OBJECTIVE: Scan the entries below and extract each line with the word "laissez" in it.

INPUT MATERIAL:

────────────────────

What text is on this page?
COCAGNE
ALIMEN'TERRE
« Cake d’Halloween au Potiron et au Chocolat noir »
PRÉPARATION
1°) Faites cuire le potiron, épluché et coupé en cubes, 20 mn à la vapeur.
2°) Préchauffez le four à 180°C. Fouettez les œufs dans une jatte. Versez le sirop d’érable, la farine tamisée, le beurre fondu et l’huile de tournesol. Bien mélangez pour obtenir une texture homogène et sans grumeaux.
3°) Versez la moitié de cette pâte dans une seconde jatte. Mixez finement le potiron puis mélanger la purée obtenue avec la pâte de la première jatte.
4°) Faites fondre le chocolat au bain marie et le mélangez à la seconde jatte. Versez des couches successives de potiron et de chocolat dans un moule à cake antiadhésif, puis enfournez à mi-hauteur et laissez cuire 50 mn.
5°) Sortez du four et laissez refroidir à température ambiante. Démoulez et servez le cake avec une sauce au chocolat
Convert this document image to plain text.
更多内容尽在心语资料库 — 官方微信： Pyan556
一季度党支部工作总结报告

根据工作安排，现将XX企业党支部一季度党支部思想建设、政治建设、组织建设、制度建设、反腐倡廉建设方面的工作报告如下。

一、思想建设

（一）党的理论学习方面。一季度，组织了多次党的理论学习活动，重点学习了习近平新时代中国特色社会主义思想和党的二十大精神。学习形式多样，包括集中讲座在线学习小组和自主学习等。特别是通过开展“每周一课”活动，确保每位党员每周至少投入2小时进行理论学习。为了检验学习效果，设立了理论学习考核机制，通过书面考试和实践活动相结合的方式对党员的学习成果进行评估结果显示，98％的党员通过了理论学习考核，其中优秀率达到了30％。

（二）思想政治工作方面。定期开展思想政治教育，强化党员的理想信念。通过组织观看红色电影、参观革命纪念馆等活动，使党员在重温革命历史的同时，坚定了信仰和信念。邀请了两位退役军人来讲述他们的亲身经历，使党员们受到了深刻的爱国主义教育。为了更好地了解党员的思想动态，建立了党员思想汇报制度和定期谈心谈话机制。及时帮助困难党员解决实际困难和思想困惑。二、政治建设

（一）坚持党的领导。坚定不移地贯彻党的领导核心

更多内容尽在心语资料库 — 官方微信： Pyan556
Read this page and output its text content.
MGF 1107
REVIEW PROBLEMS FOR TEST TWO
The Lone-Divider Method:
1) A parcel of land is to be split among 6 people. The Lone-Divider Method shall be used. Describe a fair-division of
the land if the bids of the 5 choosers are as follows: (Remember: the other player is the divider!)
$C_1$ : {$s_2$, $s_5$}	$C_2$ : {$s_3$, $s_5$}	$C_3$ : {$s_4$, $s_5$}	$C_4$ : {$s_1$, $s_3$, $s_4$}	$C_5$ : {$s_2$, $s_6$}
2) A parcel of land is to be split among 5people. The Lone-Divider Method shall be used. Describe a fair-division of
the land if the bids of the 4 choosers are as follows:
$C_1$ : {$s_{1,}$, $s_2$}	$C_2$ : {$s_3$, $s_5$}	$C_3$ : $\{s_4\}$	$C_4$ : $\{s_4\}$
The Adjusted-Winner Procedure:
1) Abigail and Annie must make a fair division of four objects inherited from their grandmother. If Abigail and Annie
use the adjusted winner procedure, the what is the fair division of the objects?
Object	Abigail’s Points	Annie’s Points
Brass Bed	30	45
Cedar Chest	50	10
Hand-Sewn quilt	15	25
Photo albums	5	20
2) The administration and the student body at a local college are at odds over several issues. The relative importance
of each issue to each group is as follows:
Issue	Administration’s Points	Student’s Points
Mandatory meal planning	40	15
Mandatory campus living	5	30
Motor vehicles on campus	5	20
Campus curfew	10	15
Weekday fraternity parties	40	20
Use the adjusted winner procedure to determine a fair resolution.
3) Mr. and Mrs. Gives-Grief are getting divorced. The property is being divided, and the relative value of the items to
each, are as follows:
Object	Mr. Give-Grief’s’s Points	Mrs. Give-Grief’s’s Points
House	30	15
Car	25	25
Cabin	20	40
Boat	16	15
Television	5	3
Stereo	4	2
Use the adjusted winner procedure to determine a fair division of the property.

────────────────────

WRITTEN RESPONSE:
4°) Faites fondre le chocolat au bain marie et le mélangez à la seconde jatte. Versez des couches successives de potiron et de chocolat dans un moule à cake antiadhésif, puis enfournez à mi-hauteur et laissez cuire 50 mn.
5°) Sortez du four et laissez refroidir à température ambiante. Démoulez et servez le cake avec une sauce au chocolat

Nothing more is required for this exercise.